> [Given instruction]:
Find every line in the records below that contains the string "page" and copy those lines.

------------------------------------------------------------

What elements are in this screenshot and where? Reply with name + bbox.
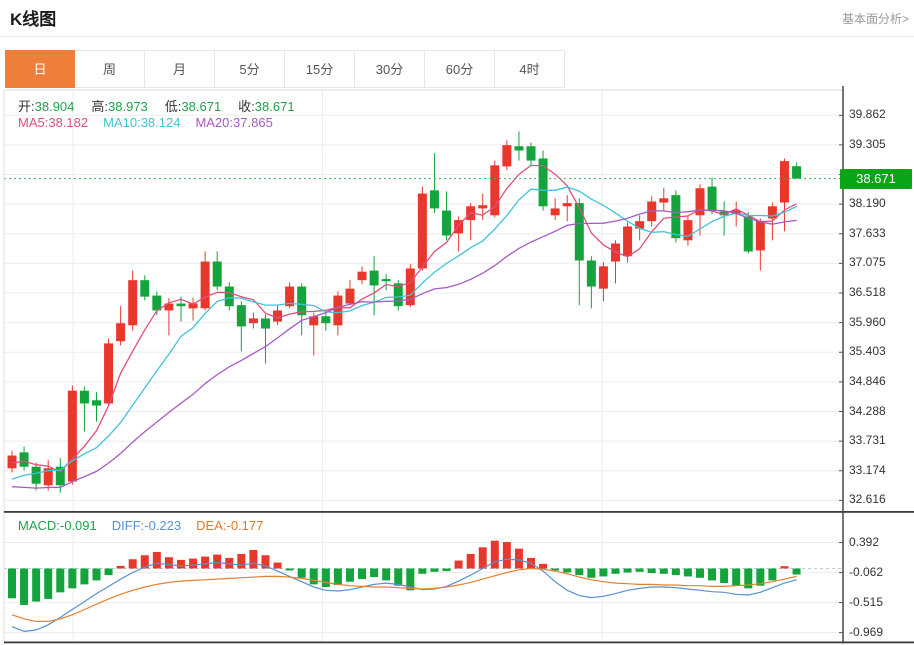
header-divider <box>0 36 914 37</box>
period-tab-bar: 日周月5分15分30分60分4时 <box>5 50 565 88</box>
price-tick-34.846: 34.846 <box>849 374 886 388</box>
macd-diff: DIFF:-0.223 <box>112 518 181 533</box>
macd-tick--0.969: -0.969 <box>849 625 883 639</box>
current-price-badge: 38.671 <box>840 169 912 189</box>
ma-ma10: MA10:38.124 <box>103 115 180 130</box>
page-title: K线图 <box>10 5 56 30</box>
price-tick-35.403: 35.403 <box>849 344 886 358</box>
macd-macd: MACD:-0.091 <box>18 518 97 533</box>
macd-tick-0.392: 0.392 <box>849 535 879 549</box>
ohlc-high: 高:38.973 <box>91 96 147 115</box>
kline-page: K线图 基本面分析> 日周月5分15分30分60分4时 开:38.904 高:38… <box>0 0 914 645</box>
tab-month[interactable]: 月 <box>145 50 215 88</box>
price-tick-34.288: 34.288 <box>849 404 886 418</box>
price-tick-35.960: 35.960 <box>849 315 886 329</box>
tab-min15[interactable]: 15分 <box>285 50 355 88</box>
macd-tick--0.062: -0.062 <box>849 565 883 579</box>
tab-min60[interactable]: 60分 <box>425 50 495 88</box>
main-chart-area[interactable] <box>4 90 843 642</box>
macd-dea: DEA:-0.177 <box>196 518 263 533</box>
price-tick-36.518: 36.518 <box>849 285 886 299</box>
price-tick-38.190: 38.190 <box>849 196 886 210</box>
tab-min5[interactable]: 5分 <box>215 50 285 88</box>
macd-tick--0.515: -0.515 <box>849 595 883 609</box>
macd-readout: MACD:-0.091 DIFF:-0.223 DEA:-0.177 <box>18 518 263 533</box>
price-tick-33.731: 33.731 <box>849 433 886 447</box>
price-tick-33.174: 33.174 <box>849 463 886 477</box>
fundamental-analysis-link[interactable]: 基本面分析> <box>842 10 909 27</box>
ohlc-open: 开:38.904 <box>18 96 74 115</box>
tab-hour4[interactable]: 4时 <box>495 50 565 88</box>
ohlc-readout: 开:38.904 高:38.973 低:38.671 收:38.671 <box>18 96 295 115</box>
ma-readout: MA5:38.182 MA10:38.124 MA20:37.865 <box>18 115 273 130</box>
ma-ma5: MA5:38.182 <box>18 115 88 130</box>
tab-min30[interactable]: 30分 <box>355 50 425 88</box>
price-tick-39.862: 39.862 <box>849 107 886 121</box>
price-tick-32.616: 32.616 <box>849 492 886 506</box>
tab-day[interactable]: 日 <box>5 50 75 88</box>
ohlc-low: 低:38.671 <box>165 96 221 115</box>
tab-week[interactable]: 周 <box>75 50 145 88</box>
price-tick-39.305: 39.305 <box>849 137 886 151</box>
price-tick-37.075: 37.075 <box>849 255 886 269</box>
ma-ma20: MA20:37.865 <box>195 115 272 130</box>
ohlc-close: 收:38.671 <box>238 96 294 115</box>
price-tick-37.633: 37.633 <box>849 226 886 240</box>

------------------------------------------------------------

> [Complete response]:
page-title: K线图 <box>10 5 56 30</box>
kline-page: K线图 基本面分析> 日周月5分15分30分60分4时 开:38.904 高:38… <box>0 0 914 645</box>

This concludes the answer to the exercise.